### RECORDS PROVIDED
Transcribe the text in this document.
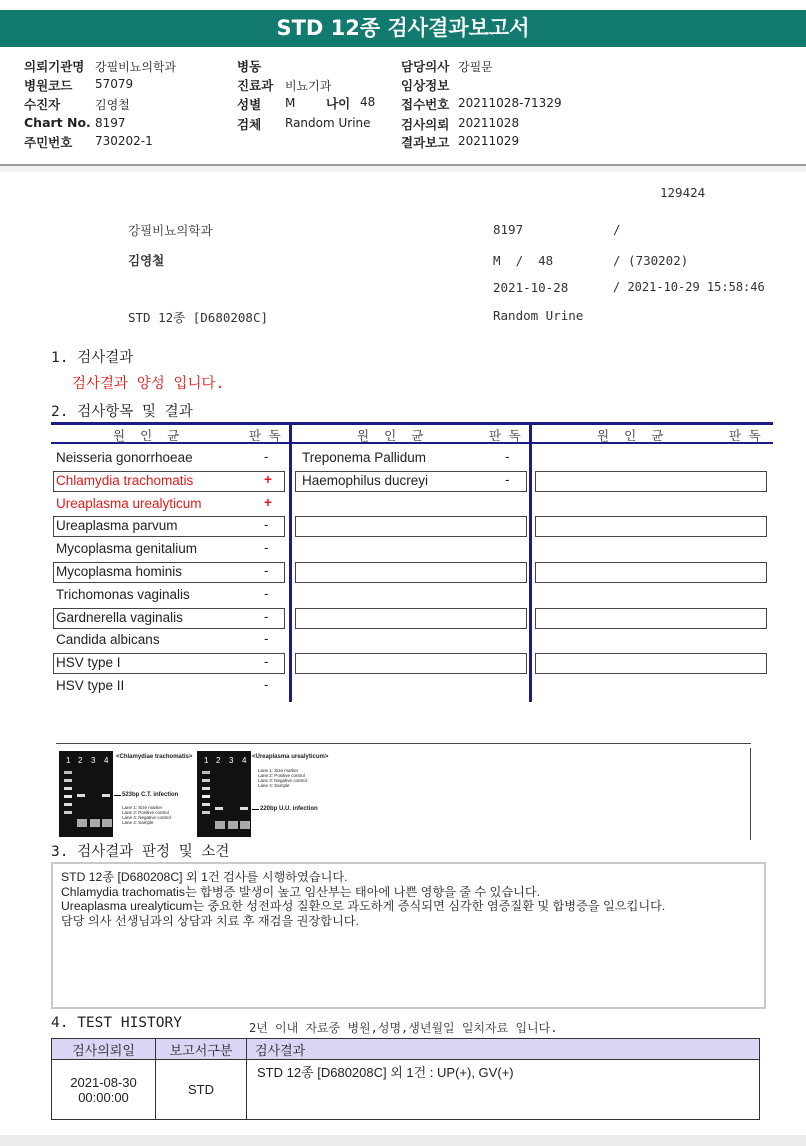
STD 12종 검사결과보고서
의뢰기관명 강필비뇨의학과
병원코드 57079
수진자	김영철
Chart No. 8197
주민번호 730202-1
병동
진료과 비뇨기과
성별 M
검체 Random Urine
담당의사 강필문
임상정보
접수번호 20211028-71329
검사의뢰 20211028
결과보고 20211029
나이 48
129424
강필비뇨의학과	8197	/
김영철	M  /  48	/ (730202)
2021-10-28	/ 2021-10-29 15:58:46
STD 12종 [D680208C]	Random Urine
1. 검사결과
검사결과 양성 입니다.
2. 검사항목 및 결과
원  인  균	판 독	원  인  균	판 독	원  인  균	판 독
Neisseria gonorrhoeae	-
Chlamydia trachomatis	+
Ureaplasma urealyticum	+
Ureaplasma parvum	-
Mycoplasma genitalium	-
Mycoplasma hominis	-
Trichomonas vaginalis	-
Gardnerella vaginalis	-
Candida albicans	-
HSV type I	-
HSV type II	-
Treponema Pallidum	-
Haemophilus ducreyi	-
1 2 3 4 <Chlamydiae trachomatis>
523bp C.T. infection
Lane 1: Size marker
Lane 2: Positive control
Lane 3: Negative control
Lane 4: Sample
1 2 3 4 <Ureaplasma urealyticum>
Lane 1: Size marker
Lane 2: Positive control
Lane 3: Negative control
Lane 4: Sample
220bp U.U. infection
3. 검사결과 판정 및 소견
STD 12종 [D680208C] 외 1건 검사를 시행하였습니다.
Chlamydia trachomatis는 합병증 발생이 높고 임산부는 태아에 나쁜 영향을 줄 수 있습니다.
Ureaplasma urealyticum는 중요한 성전파성 질환으로 과도하게 증식되면 심각한 염증질환 및 합병증을 일으킵니다.
담당 의사 선생님과의 상담과 치료 후 재검을 권장합니다.
4. TEST HISTORY	2년 이내 자료중 병원,성명,생년월일 일치자료 입니다.
검사의뢰일	보고서구분	검사결과

2021-08-30
00:00:00	STD	STD 12종 [D680208C] 외 1건 : UP(+), GV(+)
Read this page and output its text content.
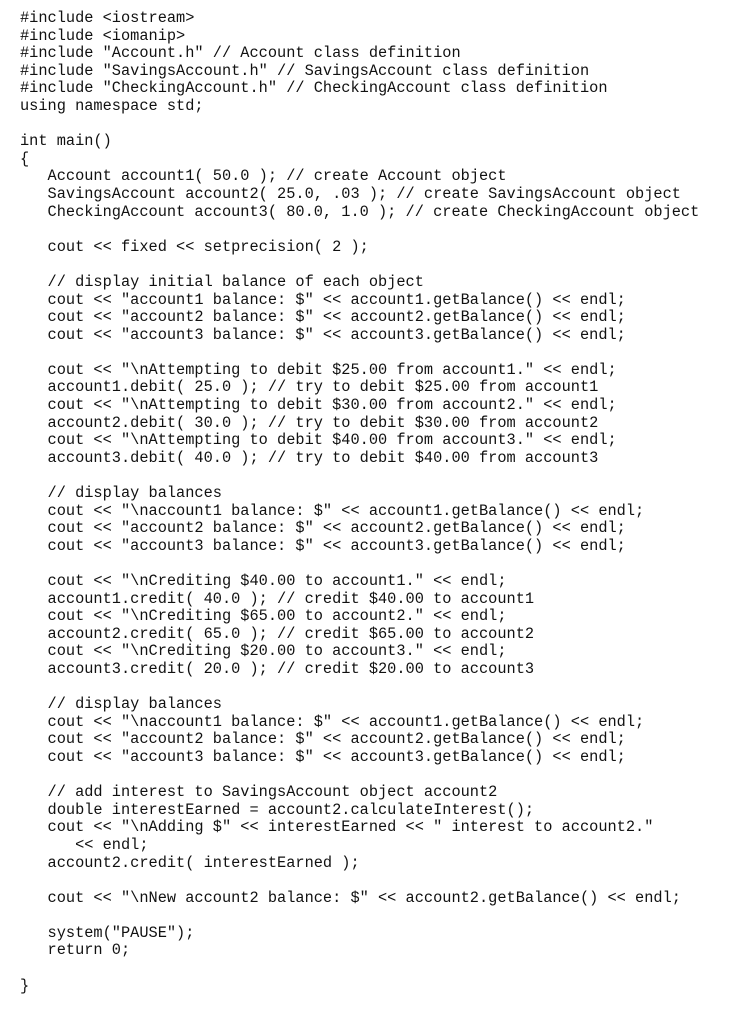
#include <iostream>
#include <iomanip>
#include "Account.h" // Account class definition
#include "SavingsAccount.h" // SavingsAccount class definition
#include "CheckingAccount.h" // CheckingAccount class definition
using namespace std;
int main()
{
Account account1( 50.0 ); // create Account object
SavingsAccount account2( 25.0, .03 ); // create SavingsAccount object
CheckingAccount account3( 80.0, 1.0 ); // create CheckingAccount object
cout << fixed << setprecision( 2 );
// display initial balance of each object
cout << "account1 balance: $" << account1.getBalance() << endl;
cout << "account2 balance: $" << account2.getBalance() << endl;
cout << "account3 balance: $" << account3.getBalance() << endl;
cout << "\nAttempting to debit $25.00 from account1." << endl;
account1.debit( 25.0 ); // try to debit $25.00 from account1
cout << "\nAttempting to debit $30.00 from account2." << endl;
account2.debit( 30.0 ); // try to debit $30.00 from account2
cout << "\nAttempting to debit $40.00 from account3." << endl;
account3.debit( 40.0 ); // try to debit $40.00 from account3
// display balances
cout << "\naccount1 balance: $" << account1.getBalance() << endl;
cout << "account2 balance: $" << account2.getBalance() << endl;
cout << "account3 balance: $" << account3.getBalance() << endl;
cout << "\nCrediting $40.00 to account1." << endl;
account1.credit( 40.0 ); // credit $40.00 to account1
cout << "\nCrediting $65.00 to account2." << endl;
account2.credit( 65.0 ); // credit $65.00 to account2
cout << "\nCrediting $20.00 to account3." << endl;
account3.credit( 20.0 ); // credit $20.00 to account3
// display balances
cout << "\naccount1 balance: $" << account1.getBalance() << endl;
cout << "account2 balance: $" << account2.getBalance() << endl;
cout << "account3 balance: $" << account3.getBalance() << endl;
// add interest to SavingsAccount object account2
double interestEarned = account2.calculateInterest();
cout << "\nAdding $" << interestEarned << " interest to account2."
<< endl;
account2.credit( interestEarned );
cout << "\nNew account2 balance: $" << account2.getBalance() << endl;
system("PAUSE");
return 0;
}
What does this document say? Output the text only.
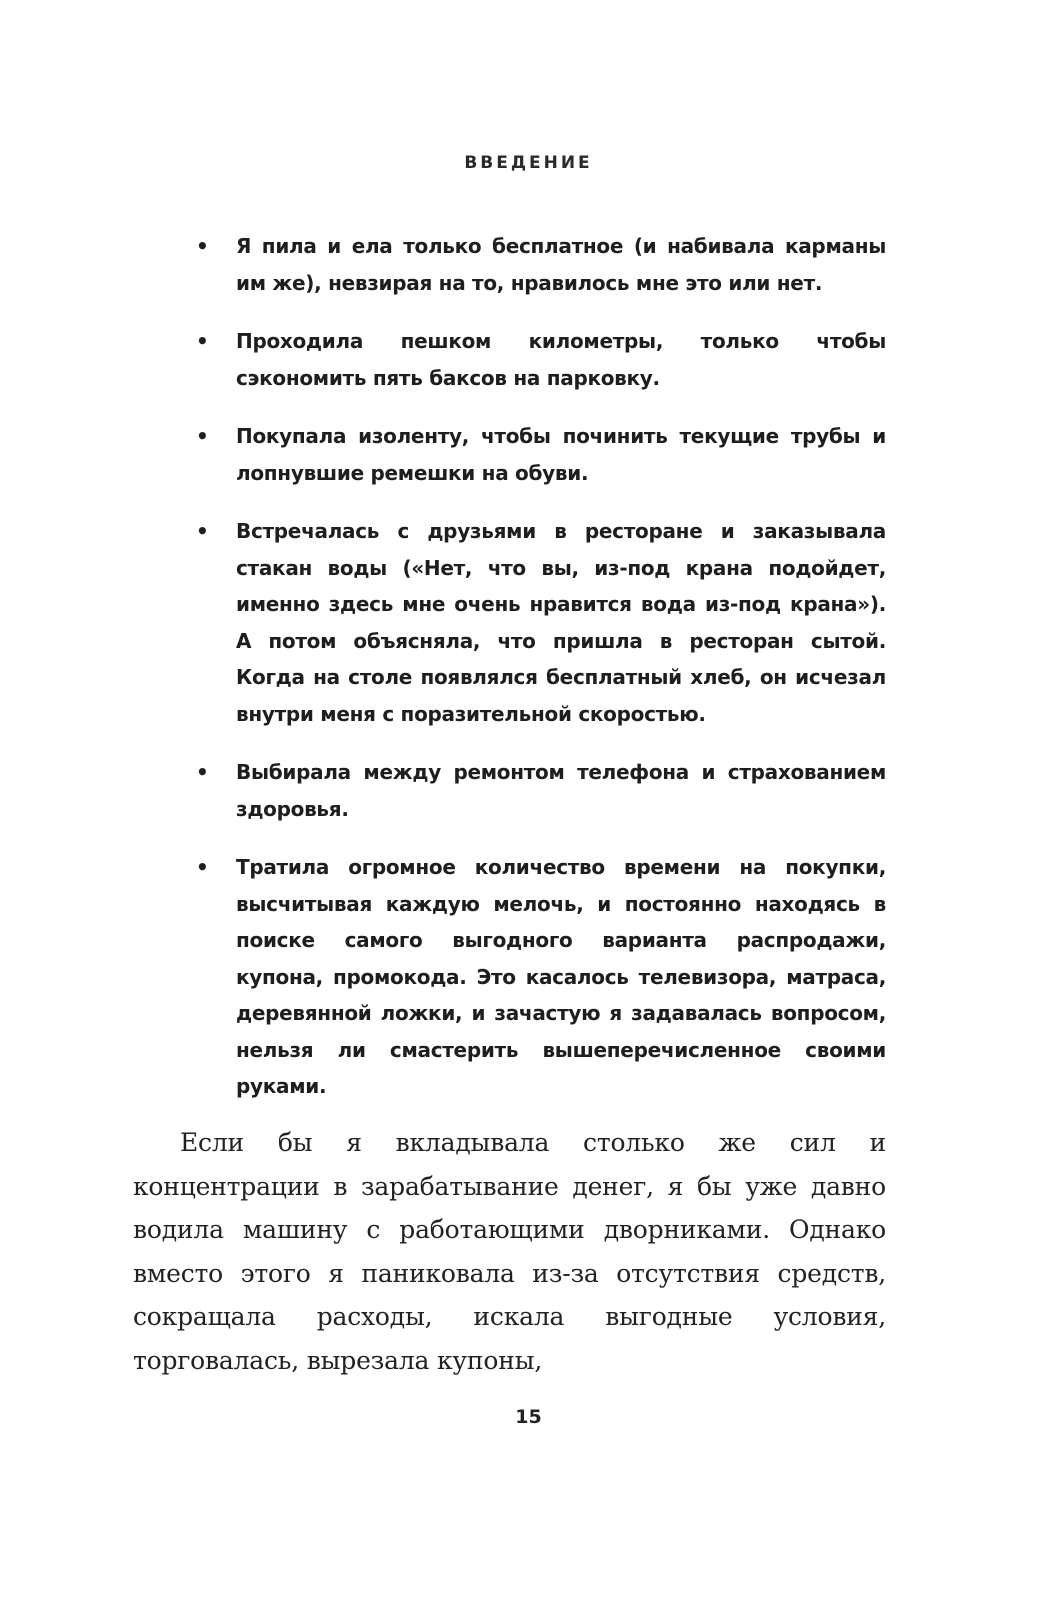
ВВЕДЕНИЕ
• Я пила и ела только бесплатное (и набивала карманы им же), невзирая на то, нравилось мне это или нет.
• Проходила пешком километры, только чтобы сэкономить пять баксов на парковку.
• Покупала изоленту, чтобы починить текущие трубы и лопнувшие ремешки на обуви.
• Встречалась с друзьями в ресторане и заказывала стакан воды («Нет, что вы, из-под крана подойдет, именно здесь мне очень нравится вода из-под крана»). А потом объясняла, что пришла в ресторан сытой. Когда на столе появлялся бесплатный хлеб, он исчезал внутри меня с поразительной скоростью.
• Выбирала между ремонтом телефона и страхованием здоровья.
• Тратила огромное количество времени на покупки, высчитывая каждую мелочь, и постоянно находясь в поиске самого выгодного варианта распродажи, купона, промокода. Это касалось телевизора, матраса, деревянной ложки, и зачастую я задавалась вопросом, нельзя ли смастерить вышеперечисленное своими руками.

Если бы я вкладывала столько же сил и концентрации в зарабатывание денег, я бы уже давно водила машину с работающими дворниками. Однако вместо этого я паниковала из-за отсутствия средств, сокращала расходы, искала выгодные условия, торговалась, вырезала купоны,

15
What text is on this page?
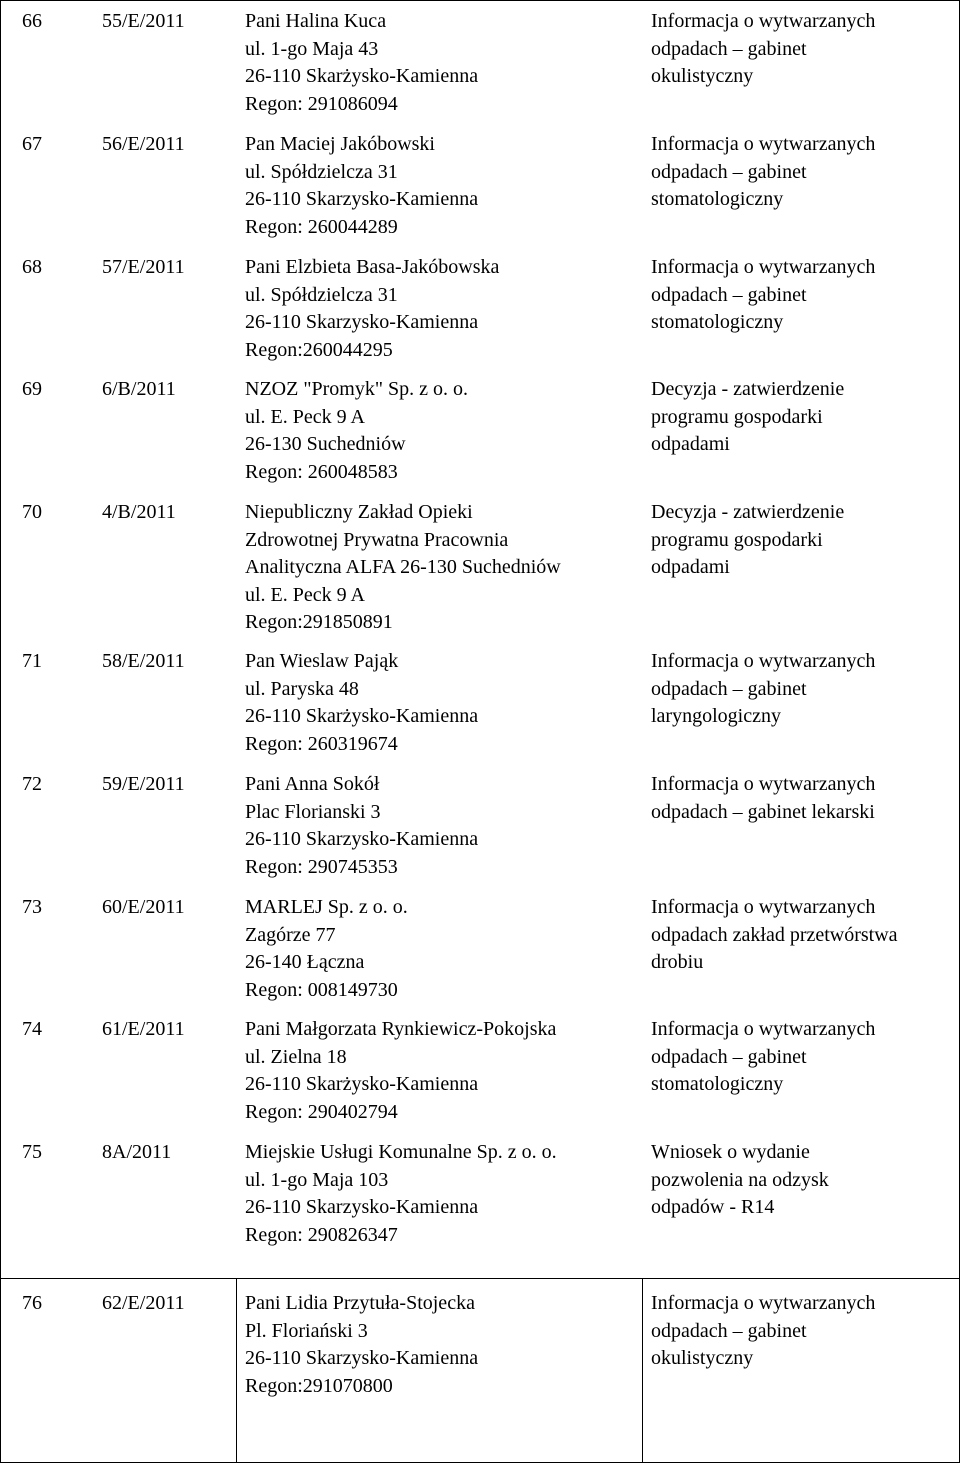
66	55/E/2011	Pani Halina Kuca
ul. 1-go Maja 43
26-110 Skarżysko-Kamienna
Regon: 291086094
Informacja o wytwarzanych
odpadach – gabinet
okulistyczny
67	56/E/2011	Pan Maciej Jakóbowski
ul. Spółdzielcza 31
26-110 Skarzysko-Kamienna
Regon: 260044289
Informacja o wytwarzanych
odpadach – gabinet
stomatologiczny
68	57/E/2011	Pani Elzbieta Basa-Jakóbowska
ul. Spółdzielcza 31
26-110 Skarzysko-Kamienna
Regon:260044295
Informacja o wytwarzanych
odpadach – gabinet
stomatologiczny
69	6/B/2011	NZOZ "Promyk" Sp. z o. o.
ul. E. Peck 9 A
26-130 Suchedniów
Regon: 260048583
Decyzja - zatwierdzenie
programu gospodarki
odpadami
70	4/B/2011	Niepubliczny Zakład Opieki
Zdrowotnej Prywatna Pracownia
Analityczna ALFA 26-130 Suchedniów
ul. E. Peck 9 A
Regon:291850891
Decyzja - zatwierdzenie
programu gospodarki
odpadami
71	58/E/2011	Pan Wieslaw Pająk
ul. Paryska 48
26-110 Skarżysko-Kamienna
Regon: 260319674
Informacja o wytwarzanych
odpadach – gabinet
laryngologiczny
72	59/E/2011	Pani Anna Sokół
Plac Florianski 3
26-110 Skarzysko-Kamienna
Regon: 290745353
Informacja o wytwarzanych
odpadach – gabinet lekarski
73	60/E/2011	MARLEJ Sp. z o. o.
Zagórze 77
26-140 Łączna
Regon: 008149730
Informacja o wytwarzanych
odpadach zakład przetwórstwa
drobiu
74	61/E/2011	Pani Małgorzata Rynkiewicz-Pokojska
ul. Zielna 18
26-110 Skarżysko-Kamienna
Regon: 290402794
Informacja o wytwarzanych
odpadach – gabinet
stomatologiczny
75	8A/2011	Miejskie Usługi Komunalne Sp. z o. o.
ul. 1-go Maja 103
26-110 Skarzysko-Kamienna
Regon: 290826347
Wniosek o wydanie
pozwolenia na odzysk
odpadów - R14
76	62/E/2011	Pani Lidia Przytuła-Stojecka
Pl. Floriański 3
26-110 Skarzysko-Kamienna
Regon:291070800
Informacja o wytwarzanych
odpadach – gabinet
okulistyczny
######
▶ _THE REQUEST_
Write out the full listing verbatim, excluding its pictures.

▶ _RESULT FOR THIS TASK_
Transcribe the text in this document.
STD 12종 검사결과보고서
의뢰기관명 강필비뇨의학과
병원코드 57079
수진자	김영철
Chart No. 8197
주민번호 730202-1
병동
진료과 비뇨기과
성별 M
검체 Random Urine
담당의사 강필문
임상정보
접수번호 20211028-71329
검사의뢰 20211028
결과보고 20211029
나이 48
129424
강필비뇨의학과	8197	/
김영철	M  /  48	/ (730202)
2021-10-28	/ 2021-10-29 15:58:46
STD 12종 [D680208C]	Random Urine
1. 검사결과
검사결과 양성 입니다.
2. 검사항목 및 결과
원  인  균	판 독	원  인  균	판 독	원  인  균	판 독
Neisseria gonorrhoeae	-
Chlamydia trachomatis	+
Ureaplasma urealyticum	+
Ureaplasma parvum	-
Mycoplasma genitalium	-
Mycoplasma hominis	-
Trichomonas vaginalis	-
Gardnerella vaginalis	-
Candida albicans	-
HSV type I	-
HSV type II	-
Treponema Pallidum	-
Haemophilus ducreyi	-
1 2 3 4 <Chlamydiae trachomatis>
523bp C.T. infection
Lane 1: Size marker
Lane 2: Positive control
Lane 3: Negative control
Lane 4: Sample
1 2 3 4 <Ureaplasma urealyticum>
Lane 1: Size marker
Lane 2: Positive control
Lane 3: Negative control
Lane 4: Sample
220bp U.U. infection
3. 검사결과 판정 및 소견
STD 12종 [D680208C] 외 1건 검사를 시행하였습니다.
Chlamydia trachomatis는 합병증 발생이 높고 임산부는 태아에 나쁜 영향을 줄 수 있습니다.
Ureaplasma urealyticum는 중요한 성전파성 질환으로 과도하게 증식되면 심각한 염증질환 및 합병증을 일으킵니다.
담당 의사 선생님과의 상담과 치료 후 재검을 권장합니다.
4. TEST HISTORY	2년 이내 자료중 병원,성명,생년월일 일치자료 입니다.
검사의뢰일	보고서구분	검사결과

2021-08-30
00:00:00	STD	STD 12종 [D680208C] 외 1건 : UP(+), GV(+)
Read this page and output its text content.
#include <iostream>
#include <iomanip>
#include "Account.h" // Account class definition
#include "SavingsAccount.h" // SavingsAccount class definition
#include "CheckingAccount.h" // CheckingAccount class definition
using namespace std;
int main()
{
Account account1( 50.0 ); // create Account object
SavingsAccount account2( 25.0, .03 ); // create SavingsAccount object
CheckingAccount account3( 80.0, 1.0 ); // create CheckingAccount object
cout << fixed << setprecision( 2 );
// display initial balance of each object
cout << "account1 balance: $" << account1.getBalance() << endl;
cout << "account2 balance: $" << account2.getBalance() << endl;
cout << "account3 balance: $" << account3.getBalance() << endl;
cout << "\nAttempting to debit $25.00 from account1." << endl;
account1.debit( 25.0 ); // try to debit $25.00 from account1
cout << "\nAttempting to debit $30.00 from account2." << endl;
account2.debit( 30.0 ); // try to debit $30.00 from account2
cout << "\nAttempting to debit $40.00 from account3." << endl;
account3.debit( 40.0 ); // try to debit $40.00 from account3
// display balances
cout << "\naccount1 balance: $" << account1.getBalance() << endl;
cout << "account2 balance: $" << account2.getBalance() << endl;
cout << "account3 balance: $" << account3.getBalance() << endl;
cout << "\nCrediting $40.00 to account1." << endl;
account1.credit( 40.0 ); // credit $40.00 to account1
cout << "\nCrediting $65.00 to account2." << endl;
account2.credit( 65.0 ); // credit $65.00 to account2
cout << "\nCrediting $20.00 to account3." << endl;
account3.credit( 20.0 ); // credit $20.00 to account3
// display balances
cout << "\naccount1 balance: $" << account1.getBalance() << endl;
cout << "account2 balance: $" << account2.getBalance() << endl;
cout << "account3 balance: $" << account3.getBalance() << endl;
// add interest to SavingsAccount object account2
double interestEarned = account2.calculateInterest();
cout << "\nAdding $" << interestEarned << " interest to account2."
<< endl;
account2.credit( interestEarned );
cout << "\nNew account2 balance: $" << account2.getBalance() << endl;
system("PAUSE");
return 0;
}
What does this document say? Output the text only.
ВВЕДЕНИЕ
• Я пила и ела только бесплатное (и набивала карманы им же), невзирая на то, нравилось мне это или нет.
• Проходила пешком километры, только чтобы сэкономить пять баксов на парковку.
• Покупала изоленту, чтобы починить текущие трубы и лопнувшие ремешки на обуви.
• Встречалась с друзьями в ресторане и заказывала стакан воды («Нет, что вы, из-под крана подойдет, именно здесь мне очень нравится вода из-под крана»). А потом объясняла, что пришла в ресторан сытой. Когда на столе появлялся бесплатный хлеб, он исчезал внутри меня с поразительной скоростью.
• Выбирала между ремонтом телефона и страхованием здоровья.
• Тратила огромное количество времени на покупки, высчитывая каждую мелочь, и постоянно находясь в поиске самого выгодного варианта распродажи, купона, промокода. Это касалось телевизора, матраса, деревянной ложки, и зачастую я задавалась вопросом, нельзя ли смастерить вышеперечисленное своими руками.

Если бы я вкладывала столько же сил и концентрации в зарабатывание денег, я бы уже давно водила машину с работающими дворниками. Однако вместо этого я паниковала из-за отсутствия средств, сокращала расходы, искала выгодные условия, торговалась, вырезала купоны,

15
What text is on this page?
66	55/E/2011	Pani Halina Kuca
ul. 1-go Maja 43
26-110 Skarżysko-Kamienna
Regon: 291086094
Informacja o wytwarzanych
odpadach – gabinet
okulistyczny
67	56/E/2011	Pan Maciej Jakóbowski
ul. Spółdzielcza 31
26-110 Skarzysko-Kamienna
Regon: 260044289
Informacja o wytwarzanych
odpadach – gabinet
stomatologiczny
68	57/E/2011	Pani Elzbieta Basa-Jakóbowska
ul. Spółdzielcza 31
26-110 Skarzysko-Kamienna
Regon:260044295
Informacja o wytwarzanych
odpadach – gabinet
stomatologiczny
69	6/B/2011	NZOZ "Promyk" Sp. z o. o.
ul. E. Peck 9 A
26-130 Suchedniów
Regon: 260048583
Decyzja - zatwierdzenie
programu gospodarki
odpadami
70	4/B/2011	Niepubliczny Zakład Opieki
Zdrowotnej Prywatna Pracownia
Analityczna ALFA 26-130 Suchedniów
ul. E. Peck 9 A
Regon:291850891
Decyzja - zatwierdzenie
programu gospodarki
odpadami
71	58/E/2011	Pan Wieslaw Pająk
ul. Paryska 48
26-110 Skarżysko-Kamienna
Regon: 260319674
Informacja o wytwarzanych
odpadach – gabinet
laryngologiczny
72	59/E/2011	Pani Anna Sokół
Plac Florianski 3
26-110 Skarzysko-Kamienna
Regon: 290745353
Informacja o wytwarzanych
odpadach – gabinet lekarski
73	60/E/2011	MARLEJ Sp. z o. o.
Zagórze 77
26-140 Łączna
Regon: 008149730
Informacja o wytwarzanych
odpadach zakład przetwórstwa
drobiu
74	61/E/2011	Pani Małgorzata Rynkiewicz-Pokojska
ul. Zielna 18
26-110 Skarżysko-Kamienna
Regon: 290402794
Informacja o wytwarzanych
odpadach – gabinet
stomatologiczny
75	8A/2011	Miejskie Usługi Komunalne Sp. z o. o.
ul. 1-go Maja 103
26-110 Skarzysko-Kamienna
Regon: 290826347
Wniosek o wydanie
pozwolenia na odzysk
odpadów - R14
76	62/E/2011	Pani Lidia Przytuła-Stojecka
Pl. Floriański 3
26-110 Skarzysko-Kamienna
Regon:291070800
Informacja o wytwarzanych
odpadach – gabinet
okulistyczny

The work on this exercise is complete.